### Exercise objective
Return each line containing the string "type".

begin Task input

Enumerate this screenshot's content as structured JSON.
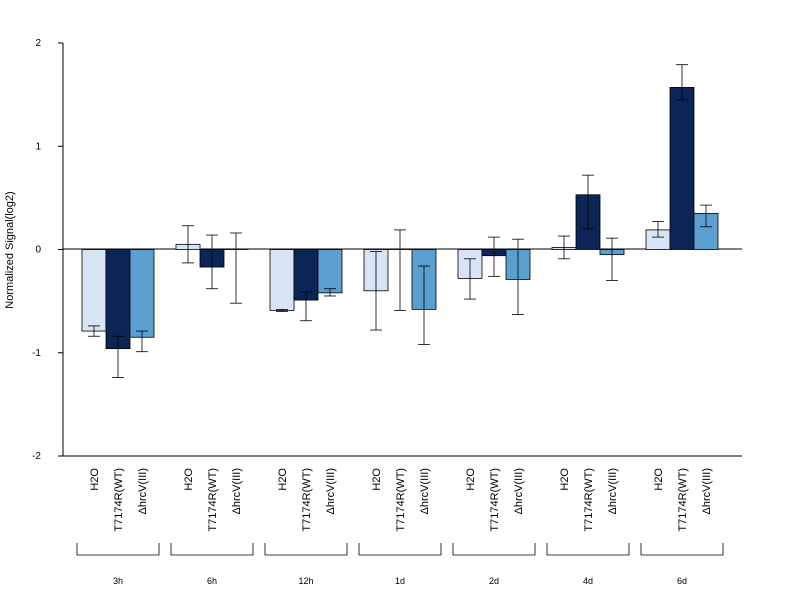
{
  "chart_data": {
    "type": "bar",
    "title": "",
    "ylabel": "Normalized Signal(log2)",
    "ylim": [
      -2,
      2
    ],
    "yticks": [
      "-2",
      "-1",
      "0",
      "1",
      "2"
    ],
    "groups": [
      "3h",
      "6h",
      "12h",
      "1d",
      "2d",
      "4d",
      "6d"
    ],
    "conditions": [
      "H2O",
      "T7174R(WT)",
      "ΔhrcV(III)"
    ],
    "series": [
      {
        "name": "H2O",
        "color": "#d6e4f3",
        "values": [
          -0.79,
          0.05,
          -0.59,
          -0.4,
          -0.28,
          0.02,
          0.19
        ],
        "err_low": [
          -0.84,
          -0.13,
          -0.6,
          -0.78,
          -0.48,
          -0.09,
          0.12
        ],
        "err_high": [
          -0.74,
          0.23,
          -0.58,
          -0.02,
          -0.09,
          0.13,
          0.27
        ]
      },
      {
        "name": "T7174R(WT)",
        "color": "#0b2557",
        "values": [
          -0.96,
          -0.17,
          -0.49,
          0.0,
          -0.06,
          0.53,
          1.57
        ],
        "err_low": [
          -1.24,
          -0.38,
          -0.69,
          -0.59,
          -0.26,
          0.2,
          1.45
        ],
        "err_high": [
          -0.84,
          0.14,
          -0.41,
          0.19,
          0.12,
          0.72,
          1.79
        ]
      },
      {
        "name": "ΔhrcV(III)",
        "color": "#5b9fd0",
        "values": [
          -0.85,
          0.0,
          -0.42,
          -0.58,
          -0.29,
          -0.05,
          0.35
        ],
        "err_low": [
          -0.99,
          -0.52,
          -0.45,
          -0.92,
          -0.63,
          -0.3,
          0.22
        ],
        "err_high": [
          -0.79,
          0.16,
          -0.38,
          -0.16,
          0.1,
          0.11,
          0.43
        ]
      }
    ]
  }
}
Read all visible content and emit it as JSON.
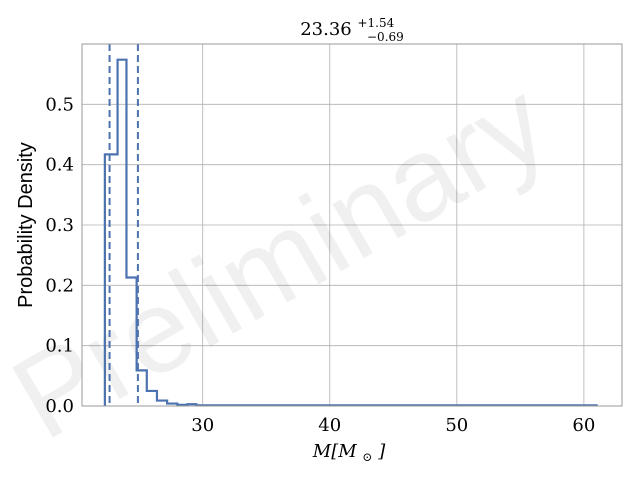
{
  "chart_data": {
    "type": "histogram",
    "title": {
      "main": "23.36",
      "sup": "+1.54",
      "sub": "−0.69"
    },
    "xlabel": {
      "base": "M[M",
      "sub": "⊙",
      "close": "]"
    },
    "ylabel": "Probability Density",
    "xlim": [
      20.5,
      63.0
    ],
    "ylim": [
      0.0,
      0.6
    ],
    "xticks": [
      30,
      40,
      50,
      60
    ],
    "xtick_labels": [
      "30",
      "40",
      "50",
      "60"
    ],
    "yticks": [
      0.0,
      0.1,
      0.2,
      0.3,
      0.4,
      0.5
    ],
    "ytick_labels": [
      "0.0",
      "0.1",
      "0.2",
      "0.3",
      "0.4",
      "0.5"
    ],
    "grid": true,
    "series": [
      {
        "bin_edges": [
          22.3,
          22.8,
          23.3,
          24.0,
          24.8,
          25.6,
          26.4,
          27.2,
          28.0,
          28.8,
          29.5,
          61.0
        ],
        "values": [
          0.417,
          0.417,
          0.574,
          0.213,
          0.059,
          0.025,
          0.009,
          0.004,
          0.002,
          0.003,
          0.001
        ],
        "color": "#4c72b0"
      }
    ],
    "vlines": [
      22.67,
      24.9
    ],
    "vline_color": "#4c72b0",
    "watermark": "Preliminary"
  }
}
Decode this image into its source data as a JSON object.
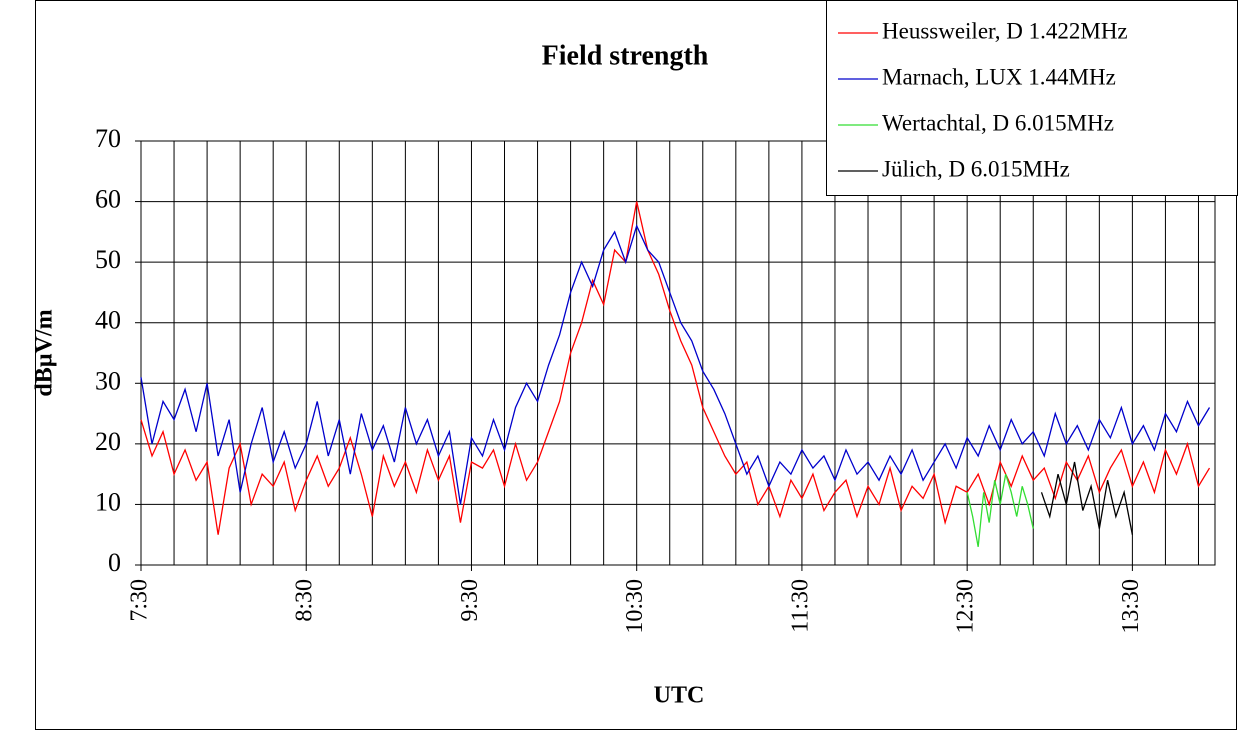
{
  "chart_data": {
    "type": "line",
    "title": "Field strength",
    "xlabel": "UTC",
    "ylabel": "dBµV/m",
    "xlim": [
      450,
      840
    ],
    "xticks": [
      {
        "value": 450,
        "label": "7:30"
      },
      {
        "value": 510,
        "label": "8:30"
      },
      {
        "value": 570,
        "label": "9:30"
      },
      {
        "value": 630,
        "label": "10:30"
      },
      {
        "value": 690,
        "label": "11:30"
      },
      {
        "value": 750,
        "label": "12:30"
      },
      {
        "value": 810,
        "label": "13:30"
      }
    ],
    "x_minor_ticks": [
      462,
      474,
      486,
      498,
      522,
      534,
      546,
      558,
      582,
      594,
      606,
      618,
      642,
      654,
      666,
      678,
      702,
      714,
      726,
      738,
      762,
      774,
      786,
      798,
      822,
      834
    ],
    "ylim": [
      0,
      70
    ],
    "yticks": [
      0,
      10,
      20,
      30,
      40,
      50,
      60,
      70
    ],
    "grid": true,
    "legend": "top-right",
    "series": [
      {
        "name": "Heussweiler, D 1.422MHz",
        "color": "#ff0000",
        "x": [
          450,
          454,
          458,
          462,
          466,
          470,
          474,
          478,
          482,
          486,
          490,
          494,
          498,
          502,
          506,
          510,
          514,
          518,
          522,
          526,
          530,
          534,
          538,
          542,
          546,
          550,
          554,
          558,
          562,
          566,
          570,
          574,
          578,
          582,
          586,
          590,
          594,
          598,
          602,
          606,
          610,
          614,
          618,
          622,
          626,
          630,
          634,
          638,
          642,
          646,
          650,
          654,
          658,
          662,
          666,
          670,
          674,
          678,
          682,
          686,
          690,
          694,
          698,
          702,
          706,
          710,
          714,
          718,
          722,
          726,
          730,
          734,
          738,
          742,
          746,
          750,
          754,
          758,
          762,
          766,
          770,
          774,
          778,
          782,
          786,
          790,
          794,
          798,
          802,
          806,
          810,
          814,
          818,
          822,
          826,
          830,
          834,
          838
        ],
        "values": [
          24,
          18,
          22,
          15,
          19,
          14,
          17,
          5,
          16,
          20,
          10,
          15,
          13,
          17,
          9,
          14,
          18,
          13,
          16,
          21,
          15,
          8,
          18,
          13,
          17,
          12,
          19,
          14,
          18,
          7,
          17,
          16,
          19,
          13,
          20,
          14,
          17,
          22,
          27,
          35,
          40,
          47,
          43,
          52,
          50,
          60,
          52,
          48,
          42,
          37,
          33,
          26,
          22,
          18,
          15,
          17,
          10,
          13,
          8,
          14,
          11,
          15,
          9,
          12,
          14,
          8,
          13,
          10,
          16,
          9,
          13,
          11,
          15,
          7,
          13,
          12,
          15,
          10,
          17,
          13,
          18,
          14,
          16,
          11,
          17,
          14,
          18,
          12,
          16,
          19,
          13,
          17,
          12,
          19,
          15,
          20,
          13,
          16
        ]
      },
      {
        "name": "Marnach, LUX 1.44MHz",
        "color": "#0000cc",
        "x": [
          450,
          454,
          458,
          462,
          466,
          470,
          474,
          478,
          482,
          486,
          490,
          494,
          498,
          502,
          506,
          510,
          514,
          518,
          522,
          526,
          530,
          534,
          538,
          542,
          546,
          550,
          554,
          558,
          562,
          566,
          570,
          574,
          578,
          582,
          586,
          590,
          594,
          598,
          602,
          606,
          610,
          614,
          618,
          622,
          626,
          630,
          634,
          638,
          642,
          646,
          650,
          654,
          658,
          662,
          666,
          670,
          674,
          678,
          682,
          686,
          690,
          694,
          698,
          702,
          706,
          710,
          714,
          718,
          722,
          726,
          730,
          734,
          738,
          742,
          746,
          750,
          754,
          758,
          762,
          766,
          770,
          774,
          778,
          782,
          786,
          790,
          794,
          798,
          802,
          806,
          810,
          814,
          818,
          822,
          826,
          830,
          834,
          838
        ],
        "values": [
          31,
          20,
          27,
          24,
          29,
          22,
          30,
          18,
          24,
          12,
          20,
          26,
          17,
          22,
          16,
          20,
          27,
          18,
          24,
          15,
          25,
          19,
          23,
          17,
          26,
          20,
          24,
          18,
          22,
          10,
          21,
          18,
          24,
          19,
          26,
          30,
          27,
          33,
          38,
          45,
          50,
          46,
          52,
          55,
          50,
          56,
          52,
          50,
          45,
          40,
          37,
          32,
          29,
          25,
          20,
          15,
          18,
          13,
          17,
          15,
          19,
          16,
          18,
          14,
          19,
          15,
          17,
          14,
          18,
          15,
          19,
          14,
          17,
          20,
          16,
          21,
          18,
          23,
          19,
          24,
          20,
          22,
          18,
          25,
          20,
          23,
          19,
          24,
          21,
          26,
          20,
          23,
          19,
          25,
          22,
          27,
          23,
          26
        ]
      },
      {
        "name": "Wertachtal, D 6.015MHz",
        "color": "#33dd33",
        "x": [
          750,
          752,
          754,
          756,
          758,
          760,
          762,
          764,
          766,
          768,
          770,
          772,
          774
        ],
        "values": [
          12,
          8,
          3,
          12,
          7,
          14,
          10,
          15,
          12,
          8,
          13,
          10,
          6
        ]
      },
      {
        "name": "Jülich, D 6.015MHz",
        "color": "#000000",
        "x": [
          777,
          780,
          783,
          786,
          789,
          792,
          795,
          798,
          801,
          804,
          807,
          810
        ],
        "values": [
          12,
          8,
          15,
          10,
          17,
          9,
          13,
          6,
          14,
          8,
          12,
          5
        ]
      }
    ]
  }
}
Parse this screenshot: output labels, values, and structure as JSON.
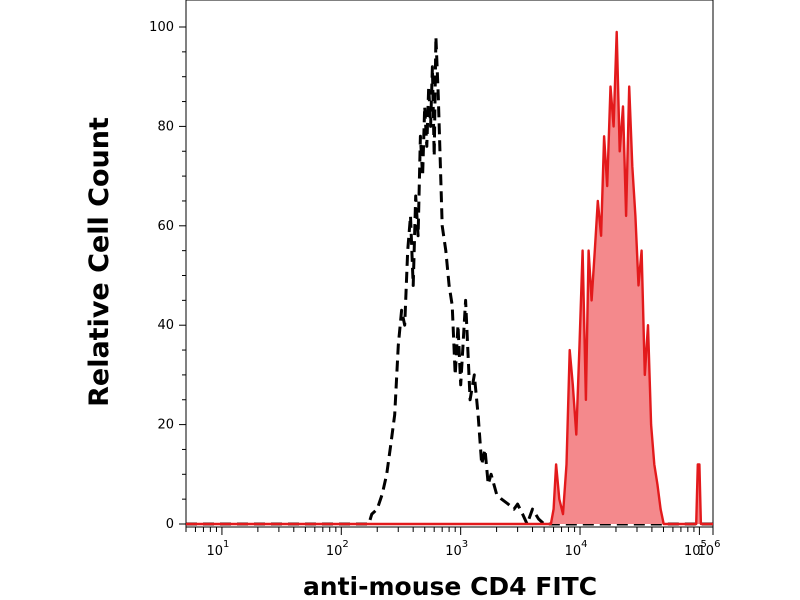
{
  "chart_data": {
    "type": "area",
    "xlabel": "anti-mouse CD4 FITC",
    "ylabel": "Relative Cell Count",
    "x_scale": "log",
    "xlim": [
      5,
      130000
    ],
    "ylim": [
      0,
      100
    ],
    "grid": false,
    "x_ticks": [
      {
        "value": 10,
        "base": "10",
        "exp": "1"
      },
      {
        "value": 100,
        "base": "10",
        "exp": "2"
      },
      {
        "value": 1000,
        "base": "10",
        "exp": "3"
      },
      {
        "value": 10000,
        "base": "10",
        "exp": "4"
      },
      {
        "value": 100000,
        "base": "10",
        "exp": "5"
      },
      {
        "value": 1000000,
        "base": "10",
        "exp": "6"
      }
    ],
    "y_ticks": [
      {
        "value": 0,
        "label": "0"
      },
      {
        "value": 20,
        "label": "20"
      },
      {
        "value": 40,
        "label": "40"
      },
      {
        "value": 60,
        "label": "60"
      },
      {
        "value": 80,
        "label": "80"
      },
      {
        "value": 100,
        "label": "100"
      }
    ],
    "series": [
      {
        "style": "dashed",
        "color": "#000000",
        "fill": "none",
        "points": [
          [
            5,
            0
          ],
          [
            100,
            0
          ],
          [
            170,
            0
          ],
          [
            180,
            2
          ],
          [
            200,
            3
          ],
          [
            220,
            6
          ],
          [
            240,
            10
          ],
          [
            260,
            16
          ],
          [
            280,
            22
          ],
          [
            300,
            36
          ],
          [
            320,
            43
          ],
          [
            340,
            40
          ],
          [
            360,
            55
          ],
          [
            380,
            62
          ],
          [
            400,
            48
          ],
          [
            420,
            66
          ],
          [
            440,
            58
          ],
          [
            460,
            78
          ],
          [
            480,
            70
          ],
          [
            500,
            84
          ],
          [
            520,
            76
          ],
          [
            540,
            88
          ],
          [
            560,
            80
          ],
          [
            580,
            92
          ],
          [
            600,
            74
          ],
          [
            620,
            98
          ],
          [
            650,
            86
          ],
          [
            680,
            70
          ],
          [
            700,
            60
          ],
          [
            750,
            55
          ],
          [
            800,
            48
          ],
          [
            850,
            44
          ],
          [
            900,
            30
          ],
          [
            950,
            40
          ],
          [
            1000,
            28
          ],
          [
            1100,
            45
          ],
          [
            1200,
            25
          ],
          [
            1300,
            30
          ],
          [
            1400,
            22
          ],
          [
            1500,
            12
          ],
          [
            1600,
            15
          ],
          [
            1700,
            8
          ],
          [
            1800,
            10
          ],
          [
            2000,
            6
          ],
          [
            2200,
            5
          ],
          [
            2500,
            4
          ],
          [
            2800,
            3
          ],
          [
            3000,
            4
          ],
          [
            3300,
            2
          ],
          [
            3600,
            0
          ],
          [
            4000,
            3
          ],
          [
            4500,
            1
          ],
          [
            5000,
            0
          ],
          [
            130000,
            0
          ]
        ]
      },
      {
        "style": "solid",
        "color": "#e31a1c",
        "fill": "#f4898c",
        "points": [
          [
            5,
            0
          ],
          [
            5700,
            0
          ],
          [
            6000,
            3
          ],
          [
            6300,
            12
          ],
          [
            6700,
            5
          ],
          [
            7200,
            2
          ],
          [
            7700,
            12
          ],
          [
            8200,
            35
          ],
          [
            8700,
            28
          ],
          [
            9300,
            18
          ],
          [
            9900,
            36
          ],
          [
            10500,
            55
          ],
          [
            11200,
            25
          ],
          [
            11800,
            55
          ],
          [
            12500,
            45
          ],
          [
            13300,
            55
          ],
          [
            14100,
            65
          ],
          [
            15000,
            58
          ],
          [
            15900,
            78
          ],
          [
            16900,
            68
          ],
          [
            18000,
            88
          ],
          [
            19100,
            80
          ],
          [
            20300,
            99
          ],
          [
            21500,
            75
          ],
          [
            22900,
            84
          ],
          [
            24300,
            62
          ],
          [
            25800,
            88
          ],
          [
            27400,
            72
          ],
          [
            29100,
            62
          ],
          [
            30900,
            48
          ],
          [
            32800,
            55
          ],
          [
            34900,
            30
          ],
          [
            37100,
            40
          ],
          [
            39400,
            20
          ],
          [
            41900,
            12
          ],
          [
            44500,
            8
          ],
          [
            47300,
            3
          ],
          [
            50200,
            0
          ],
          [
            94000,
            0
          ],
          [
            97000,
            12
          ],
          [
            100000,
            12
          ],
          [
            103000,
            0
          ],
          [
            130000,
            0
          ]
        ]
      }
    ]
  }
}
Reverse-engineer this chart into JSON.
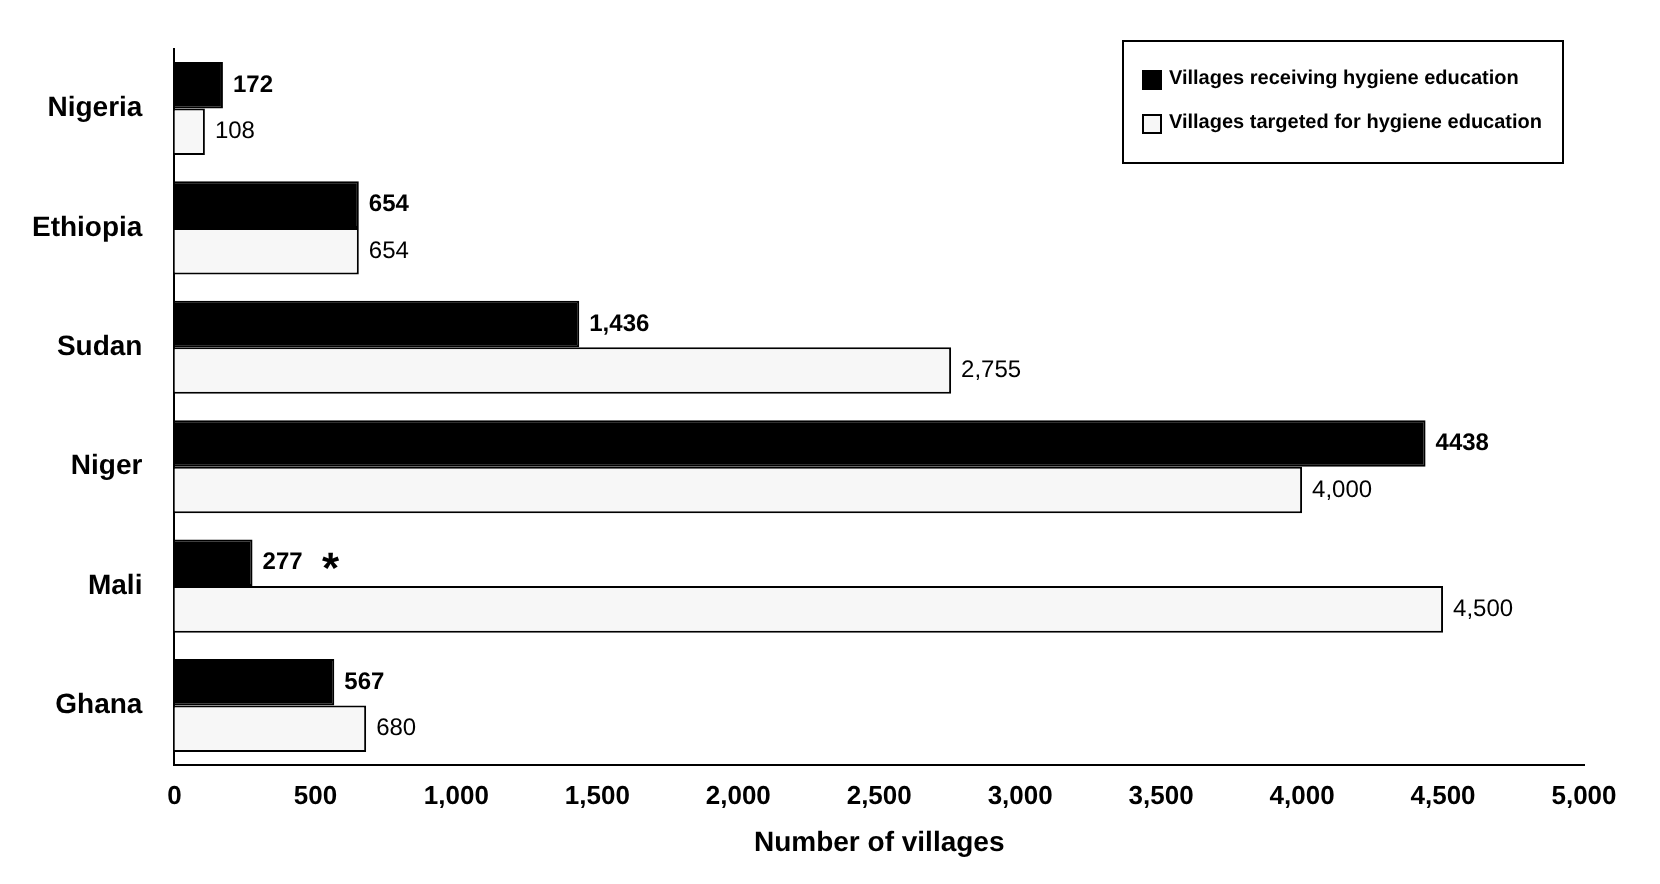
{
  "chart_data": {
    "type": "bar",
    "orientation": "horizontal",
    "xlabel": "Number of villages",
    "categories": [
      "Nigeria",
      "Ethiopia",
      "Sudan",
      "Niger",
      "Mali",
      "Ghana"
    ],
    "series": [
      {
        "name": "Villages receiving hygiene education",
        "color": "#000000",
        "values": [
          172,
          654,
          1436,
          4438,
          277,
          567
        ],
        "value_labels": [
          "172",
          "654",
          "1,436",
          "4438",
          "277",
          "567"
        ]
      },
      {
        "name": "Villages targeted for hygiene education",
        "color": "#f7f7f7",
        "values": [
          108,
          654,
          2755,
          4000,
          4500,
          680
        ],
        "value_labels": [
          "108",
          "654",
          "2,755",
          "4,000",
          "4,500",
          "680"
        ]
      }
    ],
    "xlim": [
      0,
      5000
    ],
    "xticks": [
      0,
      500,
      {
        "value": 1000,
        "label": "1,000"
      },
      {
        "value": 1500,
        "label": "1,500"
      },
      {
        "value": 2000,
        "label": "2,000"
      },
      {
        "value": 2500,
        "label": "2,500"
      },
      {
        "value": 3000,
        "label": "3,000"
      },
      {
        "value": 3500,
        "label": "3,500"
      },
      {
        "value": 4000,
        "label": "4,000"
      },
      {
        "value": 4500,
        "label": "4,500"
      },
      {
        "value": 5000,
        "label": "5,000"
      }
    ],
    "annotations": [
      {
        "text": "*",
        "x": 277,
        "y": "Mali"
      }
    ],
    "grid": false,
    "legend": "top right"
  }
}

end Task input

### Task solution
    "type": "bar",
    "type": "histogram",
    "type": "line",
    "type": "area",
    "type": "bar",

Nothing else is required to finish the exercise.